GIVEN PROBLEM:
Recast every line of the records below as a numbered list, omitting any blank lines.

-=-=-

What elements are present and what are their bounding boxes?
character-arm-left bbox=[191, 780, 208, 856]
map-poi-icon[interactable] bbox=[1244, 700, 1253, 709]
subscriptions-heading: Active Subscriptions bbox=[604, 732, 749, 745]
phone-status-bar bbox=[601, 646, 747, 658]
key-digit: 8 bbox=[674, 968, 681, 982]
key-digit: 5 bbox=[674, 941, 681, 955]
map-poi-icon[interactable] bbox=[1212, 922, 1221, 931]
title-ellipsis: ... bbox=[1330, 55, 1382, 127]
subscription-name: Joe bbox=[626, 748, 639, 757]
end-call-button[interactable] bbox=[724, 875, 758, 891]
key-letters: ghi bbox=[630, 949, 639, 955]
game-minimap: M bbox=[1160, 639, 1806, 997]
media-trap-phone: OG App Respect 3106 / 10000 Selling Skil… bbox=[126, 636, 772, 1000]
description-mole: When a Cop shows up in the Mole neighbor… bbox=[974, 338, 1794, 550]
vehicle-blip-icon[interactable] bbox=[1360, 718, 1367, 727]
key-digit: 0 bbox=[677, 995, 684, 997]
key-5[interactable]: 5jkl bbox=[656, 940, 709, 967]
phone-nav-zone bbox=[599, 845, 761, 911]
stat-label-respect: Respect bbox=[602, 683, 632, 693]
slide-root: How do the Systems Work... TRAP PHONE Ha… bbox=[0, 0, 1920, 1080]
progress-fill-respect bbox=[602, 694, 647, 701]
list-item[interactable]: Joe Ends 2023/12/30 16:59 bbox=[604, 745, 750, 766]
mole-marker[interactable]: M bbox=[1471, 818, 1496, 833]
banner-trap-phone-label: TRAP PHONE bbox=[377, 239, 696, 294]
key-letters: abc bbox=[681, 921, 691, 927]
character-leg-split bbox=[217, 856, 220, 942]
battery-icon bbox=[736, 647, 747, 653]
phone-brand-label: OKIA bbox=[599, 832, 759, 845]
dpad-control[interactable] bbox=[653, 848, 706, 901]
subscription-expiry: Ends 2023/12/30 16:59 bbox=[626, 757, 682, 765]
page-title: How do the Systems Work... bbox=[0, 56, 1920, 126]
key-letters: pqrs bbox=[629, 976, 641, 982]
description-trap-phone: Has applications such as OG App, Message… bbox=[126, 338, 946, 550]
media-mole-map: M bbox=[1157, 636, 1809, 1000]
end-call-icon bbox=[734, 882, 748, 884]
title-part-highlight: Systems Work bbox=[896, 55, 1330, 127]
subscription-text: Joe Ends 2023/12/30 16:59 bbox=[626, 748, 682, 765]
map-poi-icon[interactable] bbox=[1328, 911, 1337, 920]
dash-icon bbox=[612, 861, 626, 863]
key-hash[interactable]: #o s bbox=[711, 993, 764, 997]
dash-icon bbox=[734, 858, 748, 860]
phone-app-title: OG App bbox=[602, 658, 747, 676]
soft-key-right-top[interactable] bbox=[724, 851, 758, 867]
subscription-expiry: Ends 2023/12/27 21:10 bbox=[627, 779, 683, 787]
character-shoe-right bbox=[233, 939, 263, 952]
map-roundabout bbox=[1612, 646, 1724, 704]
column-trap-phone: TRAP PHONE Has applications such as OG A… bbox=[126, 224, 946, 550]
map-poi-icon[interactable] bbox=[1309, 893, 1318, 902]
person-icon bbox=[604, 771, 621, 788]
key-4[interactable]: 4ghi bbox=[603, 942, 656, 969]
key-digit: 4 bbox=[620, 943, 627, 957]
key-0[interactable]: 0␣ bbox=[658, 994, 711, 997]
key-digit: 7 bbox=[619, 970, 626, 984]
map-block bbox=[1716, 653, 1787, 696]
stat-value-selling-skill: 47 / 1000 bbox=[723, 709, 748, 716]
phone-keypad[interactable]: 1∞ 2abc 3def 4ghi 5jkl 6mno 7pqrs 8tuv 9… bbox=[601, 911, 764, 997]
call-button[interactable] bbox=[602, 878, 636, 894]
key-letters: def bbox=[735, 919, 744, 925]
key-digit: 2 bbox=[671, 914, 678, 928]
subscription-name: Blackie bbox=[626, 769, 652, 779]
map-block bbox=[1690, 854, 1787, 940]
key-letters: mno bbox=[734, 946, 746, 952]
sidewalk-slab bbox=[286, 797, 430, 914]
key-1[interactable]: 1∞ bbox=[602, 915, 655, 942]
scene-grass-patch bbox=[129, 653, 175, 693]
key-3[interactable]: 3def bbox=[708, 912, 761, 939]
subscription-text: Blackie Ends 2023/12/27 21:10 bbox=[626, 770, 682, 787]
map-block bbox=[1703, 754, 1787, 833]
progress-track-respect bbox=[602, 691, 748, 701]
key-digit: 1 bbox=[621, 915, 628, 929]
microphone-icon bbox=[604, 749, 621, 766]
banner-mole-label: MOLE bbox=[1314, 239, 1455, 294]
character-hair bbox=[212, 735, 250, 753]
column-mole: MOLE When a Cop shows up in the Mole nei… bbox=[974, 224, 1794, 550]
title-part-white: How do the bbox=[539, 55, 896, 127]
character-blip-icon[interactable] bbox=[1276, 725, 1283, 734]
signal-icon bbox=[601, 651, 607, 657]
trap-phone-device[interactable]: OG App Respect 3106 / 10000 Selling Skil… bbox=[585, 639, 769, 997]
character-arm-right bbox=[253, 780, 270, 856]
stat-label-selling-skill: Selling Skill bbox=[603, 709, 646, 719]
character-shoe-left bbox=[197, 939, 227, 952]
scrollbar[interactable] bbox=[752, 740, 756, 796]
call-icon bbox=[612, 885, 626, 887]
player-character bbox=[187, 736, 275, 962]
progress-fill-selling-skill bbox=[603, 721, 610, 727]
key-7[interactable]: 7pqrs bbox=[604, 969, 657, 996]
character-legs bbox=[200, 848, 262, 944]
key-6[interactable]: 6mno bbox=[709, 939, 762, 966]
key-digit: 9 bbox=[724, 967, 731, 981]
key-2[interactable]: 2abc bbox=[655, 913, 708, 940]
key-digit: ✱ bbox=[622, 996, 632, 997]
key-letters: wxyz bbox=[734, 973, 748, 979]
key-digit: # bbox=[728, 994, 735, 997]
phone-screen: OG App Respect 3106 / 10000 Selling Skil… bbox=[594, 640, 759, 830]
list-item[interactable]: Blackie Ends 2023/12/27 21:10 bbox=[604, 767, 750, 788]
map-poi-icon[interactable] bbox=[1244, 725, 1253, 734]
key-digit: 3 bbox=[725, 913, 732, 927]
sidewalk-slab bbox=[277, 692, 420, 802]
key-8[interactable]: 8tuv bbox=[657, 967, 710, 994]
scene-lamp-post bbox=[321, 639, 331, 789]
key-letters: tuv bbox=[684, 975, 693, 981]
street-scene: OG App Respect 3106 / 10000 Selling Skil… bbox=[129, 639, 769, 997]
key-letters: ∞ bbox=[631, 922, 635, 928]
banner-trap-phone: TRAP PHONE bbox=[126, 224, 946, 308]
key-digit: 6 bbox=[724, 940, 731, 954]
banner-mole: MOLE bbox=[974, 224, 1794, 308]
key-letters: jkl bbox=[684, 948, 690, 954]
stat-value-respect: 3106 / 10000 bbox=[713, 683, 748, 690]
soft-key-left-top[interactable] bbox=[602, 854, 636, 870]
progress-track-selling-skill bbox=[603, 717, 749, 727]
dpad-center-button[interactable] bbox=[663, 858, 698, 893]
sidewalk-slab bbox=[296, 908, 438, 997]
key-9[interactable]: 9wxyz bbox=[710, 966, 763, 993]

-=-=-

EXERCISE ANSWER:
1. What elements are present and what are their bounding boxes?
2. character-arm-left bbox=[191, 780, 208, 856]
3. map-poi-icon[interactable] bbox=[1244, 700, 1253, 709]
4. subscriptions-heading: Active Subscriptions bbox=[604, 732, 749, 745]
5. phone-status-bar bbox=[601, 646, 747, 658]
6. key-digit: 8 bbox=[674, 968, 681, 982]
7. key-digit: 5 bbox=[674, 941, 681, 955]
8. map-poi-icon[interactable] bbox=[1212, 922, 1221, 931]
9. title-ellipsis: ... bbox=[1330, 55, 1382, 127]
10. subscription-name: Joe bbox=[626, 748, 639, 757]
11. end-call-button[interactable] bbox=[724, 875, 758, 891]
12. key-letters: ghi bbox=[630, 949, 639, 955]
13. game-minimap: M bbox=[1160, 639, 1806, 997]
14. media-trap-phone: OG App Respect 3106 / 10000 Selling Skil… bbox=[126, 636, 772, 1000]
15. description-mole: When a Cop shows up in the Mole neighbor… bbox=[974, 338, 1794, 550]
16. vehicle-blip-icon[interactable] bbox=[1360, 718, 1367, 727]
17. key-digit: 0 bbox=[677, 995, 684, 997]
18. key-5[interactable]: 5jkl bbox=[656, 940, 709, 967]
19. phone-nav-zone bbox=[599, 845, 761, 911]
20. stat-label-respect: Respect bbox=[602, 683, 632, 693]
21. slide-root: How do the Systems Work... TRAP PHONE Ha… bbox=[0, 0, 1920, 1080]
22. progress-fill-respect bbox=[602, 694, 647, 701]
23. list-item[interactable]: Joe Ends 2023/12/30 16:59 bbox=[604, 745, 750, 766]
24. mole-marker[interactable]: M bbox=[1471, 818, 1496, 833]
25. banner-trap-phone-label: TRAP PHONE bbox=[377, 239, 696, 294]
26. key-letters: abc bbox=[681, 921, 691, 927]
27. character-leg-split bbox=[217, 856, 220, 942]
28. battery-icon bbox=[736, 647, 747, 653]
29. phone-brand-label: OKIA bbox=[599, 832, 759, 845]
30. dpad-control[interactable] bbox=[653, 848, 706, 901]
31. subscription-expiry: Ends 2023/12/30 16:59 bbox=[626, 757, 682, 765]
32. page-title: How do the Systems Work... bbox=[0, 56, 1920, 126]
33. key-letters: pqrs bbox=[629, 976, 641, 982]
34. description-trap-phone: Has applications such as OG App, Message… bbox=[126, 338, 946, 550]
35. media-mole-map: M bbox=[1157, 636, 1809, 1000]
36. end-call-icon bbox=[734, 882, 748, 884]
37. title-part-highlight: Systems Work bbox=[896, 55, 1330, 127]
38. subscription-text: Joe Ends 2023/12/30 16:59 bbox=[626, 748, 682, 765]
39. map-poi-icon[interactable] bbox=[1328, 911, 1337, 920]
40. dash-icon bbox=[612, 861, 626, 863]
41. key-hash[interactable]: #o s bbox=[711, 993, 764, 997]
42. dash-icon bbox=[734, 858, 748, 860]
43. phone-app-title: OG App bbox=[602, 658, 747, 676]
44. soft-key-right-top[interactable] bbox=[724, 851, 758, 867]
45. subscription-expiry: Ends 2023/12/27 21:10 bbox=[627, 779, 683, 787]
46. character-shoe-right bbox=[233, 939, 263, 952]
47. map-roundabout bbox=[1612, 646, 1724, 704]
48. column-trap-phone: TRAP PHONE Has applications such as OG A… bbox=[126, 224, 946, 550]
49. map-poi-icon[interactable] bbox=[1309, 893, 1318, 902]
50. person-icon bbox=[604, 771, 621, 788]
51. key-4[interactable]: 4ghi bbox=[603, 942, 656, 969]
52. key-digit: 4 bbox=[620, 943, 627, 957]
53. key-0[interactable]: 0␣ bbox=[658, 994, 711, 997]
54. key-digit: 7 bbox=[619, 970, 626, 984]
55. map-block bbox=[1716, 653, 1787, 696]
56. stat-value-selling-skill: 47 / 1000 bbox=[723, 709, 748, 716]
57. phone-keypad[interactable]: 1∞ 2abc 3def 4ghi 5jkl 6mno 7pqrs 8tuv 9… bbox=[601, 911, 764, 997]
58. call-button[interactable] bbox=[602, 878, 636, 894]
59. key-letters: def bbox=[735, 919, 744, 925]
60. key-digit: 2 bbox=[671, 914, 678, 928]
61. subscription-name: Blackie bbox=[626, 769, 652, 779]
62. map-block bbox=[1690, 854, 1787, 940]
63. key-letters: mno bbox=[734, 946, 746, 952]
64. sidewalk-slab bbox=[286, 797, 430, 914]
65. key-1[interactable]: 1∞ bbox=[602, 915, 655, 942]
66. scene-grass-patch bbox=[129, 653, 175, 693]
67. key-3[interactable]: 3def bbox=[708, 912, 761, 939]
68. subscription-text: Blackie Ends 2023/12/27 21:10 bbox=[626, 770, 682, 787]
69. map-block bbox=[1703, 754, 1787, 833]
70. progress-track-respect bbox=[602, 691, 748, 701]
71. key-digit: 1 bbox=[621, 915, 628, 929]
72. microphone-icon bbox=[604, 749, 621, 766]
73. banner-mole-label: MOLE bbox=[1314, 239, 1455, 294]
74. character-hair bbox=[212, 735, 250, 753]
75. column-mole: MOLE When a Cop shows up in the Mole nei… bbox=[974, 224, 1794, 550]
76. title-part-white: How do the bbox=[539, 55, 896, 127]
77. character-blip-icon[interactable] bbox=[1276, 725, 1283, 734]
78. signal-icon bbox=[601, 651, 607, 657]
79. trap-phone-device[interactable]: OG App Respect 3106 / 10000 Selling Skil… bbox=[585, 639, 769, 997]
80. character-arm-right bbox=[253, 780, 270, 856]
81. stat-label-selling-skill: Selling Skill bbox=[603, 709, 646, 719]
82. character-shoe-left bbox=[197, 939, 227, 952]
83. scrollbar[interactable] bbox=[752, 740, 756, 796]
84. call-icon bbox=[612, 885, 626, 887]
85. player-character bbox=[187, 736, 275, 962]
86. progress-fill-selling-skill bbox=[603, 721, 610, 727]
87. key-7[interactable]: 7pqrs bbox=[604, 969, 657, 996]
88. character-legs bbox=[200, 848, 262, 944]
89. key-6[interactable]: 6mno bbox=[709, 939, 762, 966]
90. key-digit: 9 bbox=[724, 967, 731, 981]
91. key-2[interactable]: 2abc bbox=[655, 913, 708, 940]
92. key-digit: ✱ bbox=[622, 996, 632, 997]
93. key-letters: wxyz bbox=[734, 973, 748, 979]
94. key-digit: # bbox=[728, 994, 735, 997]
95. phone-screen: OG App Respect 3106 / 10000 Selling Skil… bbox=[594, 640, 759, 830]
96. list-item[interactable]: Blackie Ends 2023/12/27 21:10 bbox=[604, 767, 750, 788]
97. map-poi-icon[interactable] bbox=[1244, 725, 1253, 734]
98. key-digit: 3 bbox=[725, 913, 732, 927]
99. sidewalk-slab bbox=[277, 692, 420, 802]
100. key-8[interactable]: 8tuv bbox=[657, 967, 710, 994]
101. scene-lamp-post bbox=[321, 639, 331, 789]
102. key-letters: tuv bbox=[684, 975, 693, 981]
103. street-scene: OG App Respect 3106 / 10000 Selling Skil… bbox=[129, 639, 769, 997]
104. key-letters: ∞ bbox=[631, 922, 635, 928]
105. banner-trap-phone: TRAP PHONE bbox=[126, 224, 946, 308]
106. key-digit: 6 bbox=[724, 940, 731, 954]
107. banner-mole: MOLE bbox=[974, 224, 1794, 308]
108. key-letters: jkl bbox=[684, 948, 690, 954]
109. stat-value-respect: 3106 / 10000 bbox=[713, 683, 748, 690]
110. soft-key-left-top[interactable] bbox=[602, 854, 636, 870]
111. progress-track-selling-skill bbox=[603, 717, 749, 727]
112. dpad-center-button[interactable] bbox=[663, 858, 698, 893]
113. sidewalk-slab bbox=[296, 908, 438, 997]
114. key-9[interactable]: 9wxyz bbox=[710, 966, 763, 993]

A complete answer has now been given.